====== Fragmento del texto

En Córdoba (España) hacen unos riquísimos pestiños con matalahúva y "anjolín". Ni que decir tiene que _anjolín_ es como llama mucha gente, sobre todo mayor, al ajonjolí.


----------



## jorgema

En el Perú, *ajonjolí*. _Sésamo _sólo lo conocía de "Las mil y una noches" y, de hecho, hasta muy tarde no supe que se refería a la semilla de ajonjolí. Aquí en Estados Unidos, noto que la mayoría de los hispanos dicen 'sésamo' (sólo cuando hablo con otros paisanos nos referimos al _ajonjolí_ de los panes), tal vez por ser más fácil relacionarlo con el inglés 'sesame'. Y no deja de sorprenderme, ya que en México también dicen ajonjolí, pero los mexicanos que conozco acá sólo dicen 'sésamo', a menos que se refieran a alguna receta tradicional de su país.

============

→ **Tarea planteada A**
¿Concuerdan con el fragmento estas afirmaciones? (i) En Córdoba se preparan pestiños con matalahúva. (ii) Según jorgema, en México se dice sésamo. (iii) jorgema solo conocía la palabra sésamo por «Las mil y una noches». Responde sí o no a cada una y cita literalmente las palabras del fragmento que lo deciden.
→ **Tarea planteada B**
Reproduce el pasaje del fragmento que empieza por "En Córdoba (España)" y sigue hasta "mayor, al ajonjolí.", rebautizando "pestiños" como "roscos".
Las líneas que vienen después son un material independiente del fragmento.

====== Datos guardados

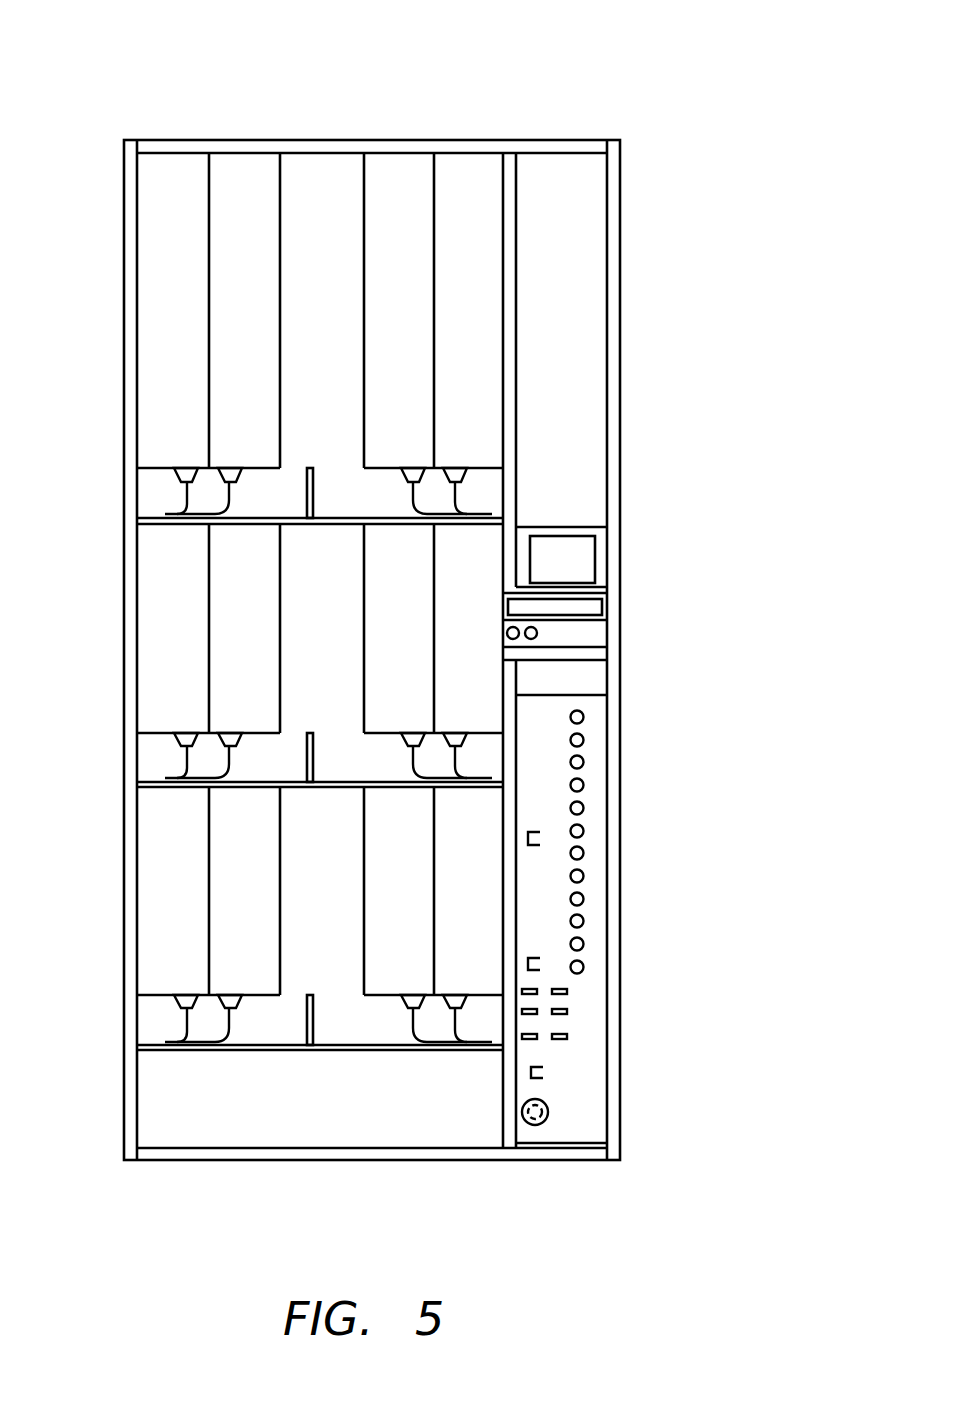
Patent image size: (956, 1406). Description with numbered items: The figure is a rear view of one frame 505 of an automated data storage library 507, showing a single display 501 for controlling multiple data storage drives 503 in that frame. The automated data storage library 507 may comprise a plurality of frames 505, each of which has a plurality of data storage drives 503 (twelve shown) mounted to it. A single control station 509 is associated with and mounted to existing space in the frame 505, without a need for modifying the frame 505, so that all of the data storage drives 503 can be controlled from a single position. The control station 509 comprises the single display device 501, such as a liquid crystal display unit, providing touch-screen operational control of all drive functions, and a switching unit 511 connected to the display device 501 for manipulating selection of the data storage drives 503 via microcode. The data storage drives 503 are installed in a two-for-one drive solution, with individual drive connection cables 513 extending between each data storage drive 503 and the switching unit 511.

============

→ **Respuesta correcta A**
(i) Sí: «hacen unos riquísimos pestiños con matalahúva y "anjolín"».
(ii) No: «en México también dicen ajonjolí».
(iii) Sí: «sólo lo conocía de "Las mil y una noches"».

→ **Respuesta correcta B**
En Córdoba (España) hacen unos riquísimos roscos con matalahúva y "anjolín". Ni que decir tiene que _anjolín_ es como llama mucha gente, sobre todo mayor, al ajonjolí.